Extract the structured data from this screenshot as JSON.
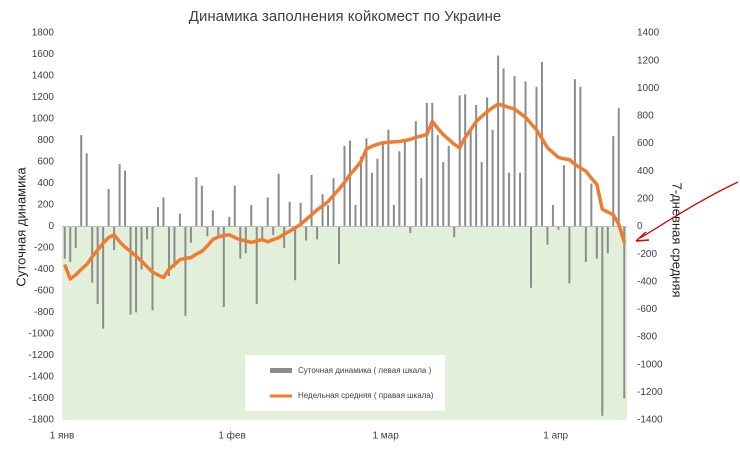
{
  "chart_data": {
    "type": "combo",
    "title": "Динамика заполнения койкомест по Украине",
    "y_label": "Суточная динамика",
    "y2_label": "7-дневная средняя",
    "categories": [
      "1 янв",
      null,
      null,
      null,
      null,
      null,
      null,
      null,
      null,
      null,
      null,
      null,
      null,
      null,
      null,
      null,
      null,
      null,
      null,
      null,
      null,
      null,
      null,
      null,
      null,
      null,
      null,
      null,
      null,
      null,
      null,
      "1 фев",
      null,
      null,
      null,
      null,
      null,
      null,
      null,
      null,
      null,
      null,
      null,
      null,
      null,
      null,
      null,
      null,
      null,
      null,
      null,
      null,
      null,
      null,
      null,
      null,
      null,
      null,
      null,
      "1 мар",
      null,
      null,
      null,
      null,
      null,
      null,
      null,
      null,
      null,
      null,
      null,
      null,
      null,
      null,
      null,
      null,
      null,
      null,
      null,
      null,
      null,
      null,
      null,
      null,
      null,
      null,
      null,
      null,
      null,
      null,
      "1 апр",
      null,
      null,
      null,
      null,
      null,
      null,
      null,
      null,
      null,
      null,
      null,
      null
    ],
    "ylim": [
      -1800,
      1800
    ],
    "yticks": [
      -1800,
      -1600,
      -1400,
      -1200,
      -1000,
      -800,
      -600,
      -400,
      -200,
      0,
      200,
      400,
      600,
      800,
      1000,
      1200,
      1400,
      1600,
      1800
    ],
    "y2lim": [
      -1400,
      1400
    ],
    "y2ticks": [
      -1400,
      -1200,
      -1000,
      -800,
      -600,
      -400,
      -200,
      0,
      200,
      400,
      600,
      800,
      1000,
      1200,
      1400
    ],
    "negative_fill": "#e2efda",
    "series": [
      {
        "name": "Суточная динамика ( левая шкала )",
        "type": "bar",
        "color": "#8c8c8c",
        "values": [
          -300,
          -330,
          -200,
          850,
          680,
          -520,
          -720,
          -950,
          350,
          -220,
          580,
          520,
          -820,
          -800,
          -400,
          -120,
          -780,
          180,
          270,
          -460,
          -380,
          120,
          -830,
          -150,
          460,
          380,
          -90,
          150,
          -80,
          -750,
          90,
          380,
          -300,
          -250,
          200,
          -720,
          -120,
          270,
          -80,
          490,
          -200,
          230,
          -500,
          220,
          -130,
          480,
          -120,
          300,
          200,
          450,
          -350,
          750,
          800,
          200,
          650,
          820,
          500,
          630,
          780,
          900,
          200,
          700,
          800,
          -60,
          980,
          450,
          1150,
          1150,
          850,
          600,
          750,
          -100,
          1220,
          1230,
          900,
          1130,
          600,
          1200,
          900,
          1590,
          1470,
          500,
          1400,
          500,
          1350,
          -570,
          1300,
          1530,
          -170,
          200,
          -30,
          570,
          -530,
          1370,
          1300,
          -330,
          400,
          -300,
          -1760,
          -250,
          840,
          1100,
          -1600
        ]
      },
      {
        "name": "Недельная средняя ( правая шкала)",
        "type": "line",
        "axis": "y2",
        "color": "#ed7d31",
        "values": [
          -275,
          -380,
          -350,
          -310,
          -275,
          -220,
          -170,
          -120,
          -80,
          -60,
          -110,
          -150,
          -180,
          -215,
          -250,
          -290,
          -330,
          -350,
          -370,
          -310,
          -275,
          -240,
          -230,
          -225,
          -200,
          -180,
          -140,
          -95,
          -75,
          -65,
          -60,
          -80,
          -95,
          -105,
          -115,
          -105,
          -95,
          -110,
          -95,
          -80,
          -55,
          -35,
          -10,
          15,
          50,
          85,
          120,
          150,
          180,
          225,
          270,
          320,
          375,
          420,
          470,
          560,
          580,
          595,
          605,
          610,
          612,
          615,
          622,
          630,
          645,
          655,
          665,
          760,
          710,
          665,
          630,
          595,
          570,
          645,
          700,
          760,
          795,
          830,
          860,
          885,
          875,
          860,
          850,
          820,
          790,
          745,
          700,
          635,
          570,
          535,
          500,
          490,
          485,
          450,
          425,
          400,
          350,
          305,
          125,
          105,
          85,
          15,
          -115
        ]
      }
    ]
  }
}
= = = = = = =
*What to work on*. Exclude all images and restate the records above word for word.

*Reply*.
Extract the structured data from this screenshot as JSON.
{
  "chart_data": {
    "type": "combo",
    "title": "Динамика заполнения койкомест по Украине",
    "y_label": "Суточная динамика",
    "y2_label": "7-дневная средняя",
    "categories": [
      "1 янв",
      null,
      null,
      null,
      null,
      null,
      null,
      null,
      null,
      null,
      null,
      null,
      null,
      null,
      null,
      null,
      null,
      null,
      null,
      null,
      null,
      null,
      null,
      null,
      null,
      null,
      null,
      null,
      null,
      null,
      null,
      "1 фев",
      null,
      null,
      null,
      null,
      null,
      null,
      null,
      null,
      null,
      null,
      null,
      null,
      null,
      null,
      null,
      null,
      null,
      null,
      null,
      null,
      null,
      null,
      null,
      null,
      null,
      null,
      null,
      "1 мар",
      null,
      null,
      null,
      null,
      null,
      null,
      null,
      null,
      null,
      null,
      null,
      null,
      null,
      null,
      null,
      null,
      null,
      null,
      null,
      null,
      null,
      null,
      null,
      null,
      null,
      null,
      null,
      null,
      null,
      null,
      "1 апр",
      null,
      null,
      null,
      null,
      null,
      null,
      null,
      null,
      null,
      null,
      null,
      null
    ],
    "ylim": [
      -1800,
      1800
    ],
    "yticks": [
      -1800,
      -1600,
      -1400,
      -1200,
      -1000,
      -800,
      -600,
      -400,
      -200,
      0,
      200,
      400,
      600,
      800,
      1000,
      1200,
      1400,
      1600,
      1800
    ],
    "y2lim": [
      -1400,
      1400
    ],
    "y2ticks": [
      -1400,
      -1200,
      -1000,
      -800,
      -600,
      -400,
      -200,
      0,
      200,
      400,
      600,
      800,
      1000,
      1200,
      1400
    ],
    "negative_fill": "#e2efda",
    "series": [
      {
        "name": "Суточная динамика ( левая шкала )",
        "type": "bar",
        "color": "#8c8c8c",
        "values": [
          -300,
          -330,
          -200,
          850,
          680,
          -520,
          -720,
          -950,
          350,
          -220,
          580,
          520,
          -820,
          -800,
          -400,
          -120,
          -780,
          180,
          270,
          -460,
          -380,
          120,
          -830,
          -150,
          460,
          380,
          -90,
          150,
          -80,
          -750,
          90,
          380,
          -300,
          -250,
          200,
          -720,
          -120,
          270,
          -80,
          490,
          -200,
          230,
          -500,
          220,
          -130,
          480,
          -120,
          300,
          200,
          450,
          -350,
          750,
          800,
          200,
          650,
          820,
          500,
          630,
          780,
          900,
          200,
          700,
          800,
          -60,
          980,
          450,
          1150,
          1150,
          850,
          600,
          750,
          -100,
          1220,
          1230,
          900,
          1130,
          600,
          1200,
          900,
          1590,
          1470,
          500,
          1400,
          500,
          1350,
          -570,
          1300,
          1530,
          -170,
          200,
          -30,
          570,
          -530,
          1370,
          1300,
          -330,
          400,
          -300,
          -1760,
          -250,
          840,
          1100,
          -1600
        ]
      },
      {
        "name": "Недельная средняя ( правая шкала)",
        "type": "line",
        "axis": "y2",
        "color": "#ed7d31",
        "values": [
          -275,
          -380,
          -350,
          -310,
          -275,
          -220,
          -170,
          -120,
          -80,
          -60,
          -110,
          -150,
          -180,
          -215,
          -250,
          -290,
          -330,
          -350,
          -370,
          -310,
          -275,
          -240,
          -230,
          -225,
          -200,
          -180,
          -140,
          -95,
          -75,
          -65,
          -60,
          -80,
          -95,
          -105,
          -115,
          -105,
          -95,
          -110,
          -95,
          -80,
          -55,
          -35,
          -10,
          15,
          50,
          85,
          120,
          150,
          180,
          225,
          270,
          320,
          375,
          420,
          470,
          560,
          580,
          595,
          605,
          610,
          612,
          615,
          622,
          630,
          645,
          655,
          665,
          760,
          710,
          665,
          630,
          595,
          570,
          645,
          700,
          760,
          795,
          830,
          860,
          885,
          875,
          860,
          850,
          820,
          790,
          745,
          700,
          635,
          570,
          535,
          500,
          490,
          485,
          450,
          425,
          400,
          350,
          305,
          125,
          105,
          85,
          15,
          -115
        ]
      }
    ]
  }
}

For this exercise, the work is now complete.